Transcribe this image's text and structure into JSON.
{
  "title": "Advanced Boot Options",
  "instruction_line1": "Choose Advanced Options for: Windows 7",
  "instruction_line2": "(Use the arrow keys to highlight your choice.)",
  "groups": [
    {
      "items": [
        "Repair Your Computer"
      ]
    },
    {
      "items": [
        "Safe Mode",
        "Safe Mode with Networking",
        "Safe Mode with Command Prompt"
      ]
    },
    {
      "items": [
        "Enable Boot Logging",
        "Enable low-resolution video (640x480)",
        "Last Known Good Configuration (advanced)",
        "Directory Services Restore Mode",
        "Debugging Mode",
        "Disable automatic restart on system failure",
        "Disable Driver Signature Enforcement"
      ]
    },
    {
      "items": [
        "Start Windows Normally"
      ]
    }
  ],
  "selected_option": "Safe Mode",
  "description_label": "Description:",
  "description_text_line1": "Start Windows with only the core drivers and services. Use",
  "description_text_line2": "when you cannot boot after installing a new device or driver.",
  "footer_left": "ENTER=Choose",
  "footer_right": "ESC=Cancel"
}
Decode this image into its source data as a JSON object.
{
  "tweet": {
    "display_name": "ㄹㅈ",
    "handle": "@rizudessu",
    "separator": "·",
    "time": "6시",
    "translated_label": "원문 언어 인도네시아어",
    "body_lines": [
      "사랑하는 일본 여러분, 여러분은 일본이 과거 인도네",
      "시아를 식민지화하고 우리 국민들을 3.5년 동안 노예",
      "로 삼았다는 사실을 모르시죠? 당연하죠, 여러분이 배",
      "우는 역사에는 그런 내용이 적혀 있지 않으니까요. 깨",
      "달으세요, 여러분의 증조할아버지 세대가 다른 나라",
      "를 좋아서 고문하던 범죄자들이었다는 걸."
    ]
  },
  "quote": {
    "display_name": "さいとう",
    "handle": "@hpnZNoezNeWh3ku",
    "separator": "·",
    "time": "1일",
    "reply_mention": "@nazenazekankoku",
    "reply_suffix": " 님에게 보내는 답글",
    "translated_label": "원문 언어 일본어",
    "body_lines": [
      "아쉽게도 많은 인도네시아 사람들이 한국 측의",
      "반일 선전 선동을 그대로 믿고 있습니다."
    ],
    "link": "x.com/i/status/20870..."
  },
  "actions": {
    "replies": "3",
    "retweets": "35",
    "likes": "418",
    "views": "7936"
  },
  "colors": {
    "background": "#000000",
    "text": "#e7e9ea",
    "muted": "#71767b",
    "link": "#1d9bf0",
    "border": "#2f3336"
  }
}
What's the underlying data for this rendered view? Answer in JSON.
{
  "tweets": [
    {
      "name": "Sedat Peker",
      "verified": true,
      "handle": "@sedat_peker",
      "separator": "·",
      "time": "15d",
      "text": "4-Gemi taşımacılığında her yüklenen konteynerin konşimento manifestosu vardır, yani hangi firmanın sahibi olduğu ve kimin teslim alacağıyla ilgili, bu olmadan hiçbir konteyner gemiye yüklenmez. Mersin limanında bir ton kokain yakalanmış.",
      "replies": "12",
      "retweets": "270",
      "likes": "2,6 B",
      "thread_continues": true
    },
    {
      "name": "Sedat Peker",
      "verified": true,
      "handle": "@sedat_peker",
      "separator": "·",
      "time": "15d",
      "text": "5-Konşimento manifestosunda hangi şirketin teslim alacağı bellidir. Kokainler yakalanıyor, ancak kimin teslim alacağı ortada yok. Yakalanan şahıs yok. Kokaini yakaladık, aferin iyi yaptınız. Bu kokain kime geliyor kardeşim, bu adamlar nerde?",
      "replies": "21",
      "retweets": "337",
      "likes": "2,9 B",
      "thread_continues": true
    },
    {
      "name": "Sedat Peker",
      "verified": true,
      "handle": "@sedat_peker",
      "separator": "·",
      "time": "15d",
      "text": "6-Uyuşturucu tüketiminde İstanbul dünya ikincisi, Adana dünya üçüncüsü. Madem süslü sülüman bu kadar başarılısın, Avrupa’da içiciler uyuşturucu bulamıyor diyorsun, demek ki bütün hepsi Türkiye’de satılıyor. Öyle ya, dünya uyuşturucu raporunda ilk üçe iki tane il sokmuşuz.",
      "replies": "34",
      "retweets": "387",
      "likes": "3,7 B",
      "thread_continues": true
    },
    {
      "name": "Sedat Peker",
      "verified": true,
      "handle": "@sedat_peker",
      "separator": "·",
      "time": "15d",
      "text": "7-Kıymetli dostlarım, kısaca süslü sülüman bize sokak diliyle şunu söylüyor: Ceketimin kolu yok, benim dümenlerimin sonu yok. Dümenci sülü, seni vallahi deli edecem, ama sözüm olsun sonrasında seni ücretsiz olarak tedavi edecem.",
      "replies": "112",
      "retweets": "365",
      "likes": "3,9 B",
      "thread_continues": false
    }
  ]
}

+ + +

* **Instructions for the task**
Only lines with the word "link" are wanted, so copy each one from the records.

* **Answer to this task**
    "link": "x.com/i/status/20870..."
    "link": "#1d9bf0",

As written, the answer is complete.